### Records supplied ###

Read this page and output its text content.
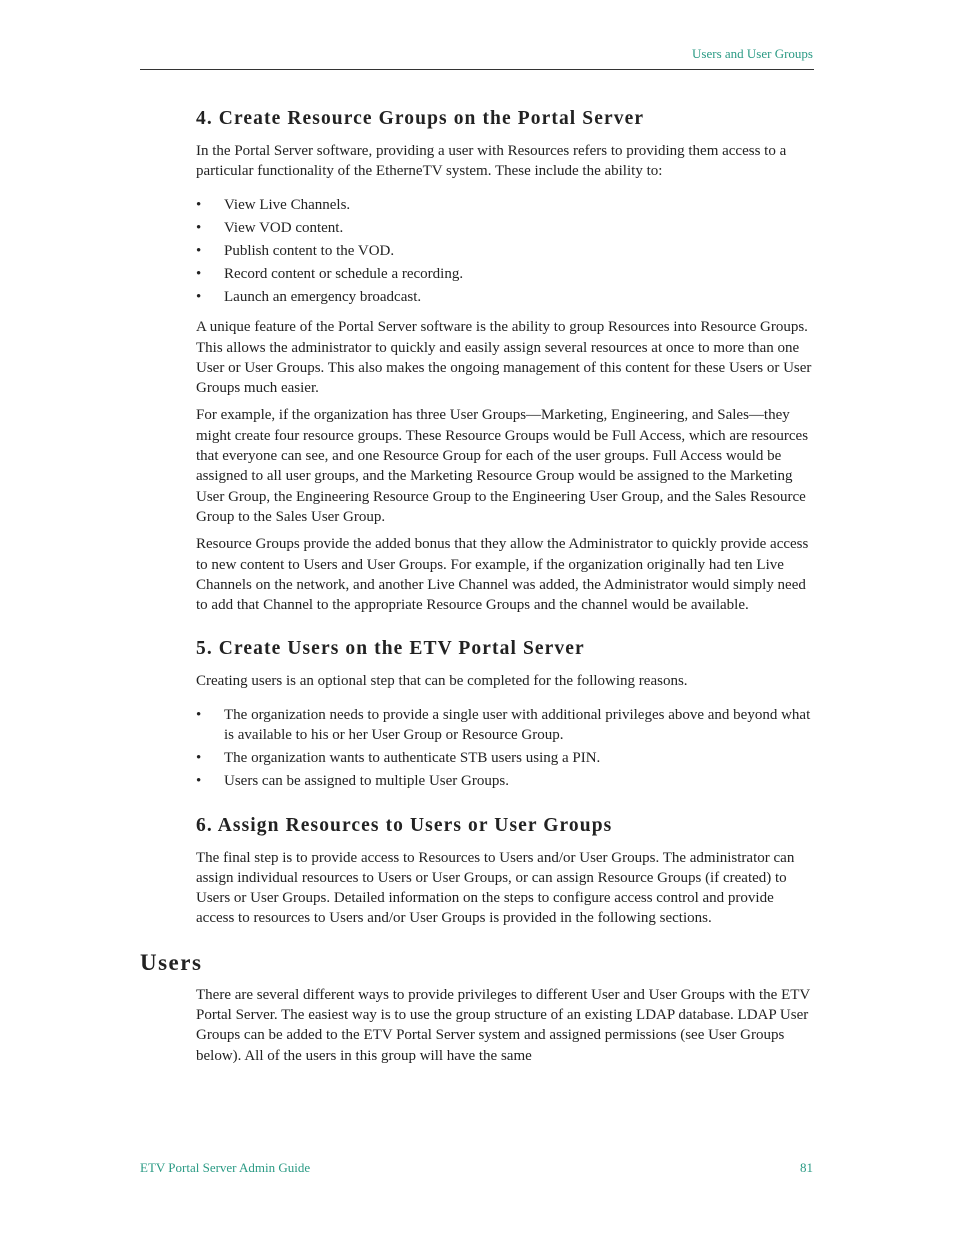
Users and User Groups
4. Create Resource Groups on the Portal Server

In the Portal Server software, providing a user with Resources refers to providing them access to a particular functionality of the EtherneTV system. These include the ability to:

• View Live Channels.
• View VOD content.
• Publish content to the VOD.
• Record content or schedule a recording.
• Launch an emergency broadcast.

A unique feature of the Portal Server software is the ability to group Resources into Resource Groups. This allows the administrator to quickly and easily assign several resources at once to more than one User or User Groups. This also makes the ongoing management of this content for these Users or User Groups much easier.

For example, if the organization has three User Groups—Marketing, Engineering, and Sales—they might create four resource groups. These Resource Groups would be Full Access, which are resources that everyone can see, and one Resource Group for each of the user groups. Full Access would be assigned to all user groups, and the Marketing Resource Group would be assigned to the Marketing User Group, the Engineering Resource Group to the Engineering User Group, and the Sales Resource Group to the Sales User Group.

Resource Groups provide the added bonus that they allow the Administrator to quickly provide access to new content to Users and User Groups. For example, if the organization originally had ten Live Channels on the network, and another Live Channel was added, the Administrator would simply need to add that Channel to the appropriate Resource Groups and the channel would be available.

5. Create Users on the ETV Portal Server

Creating users is an optional step that can be completed for the following reasons.

• The organization needs to provide a single user with additional privileges above and beyond what is available to his or her User Group or Resource Group.
• The organization wants to authenticate STB users using a PIN.
• Users can be assigned to multiple User Groups.
6. Assign Resources to Users or User Groups

The final step is to provide access to Resources to Users and/or User Groups. The administrator can assign individual resources to Users or User Groups, or can assign Resource Groups (if created) to Users or User Groups. Detailed information on the steps to configure access control and provide access to resources to Users and/or User Groups is provided in the following sections.

Users

There are several different ways to provide privileges to different User and User Groups with the ETV Portal Server. The easiest way is to use the group structure of an existing LDAP database. LDAP User Groups can be added to the ETV Portal Server system and assigned permissions (see User Groups below). All of the users in this group will have the same

ETV Portal Server Admin Guide	81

###

__Short task__: Look through the material above and work out how many of its lines contain "Channels". State the number only.

__Final answer__: 2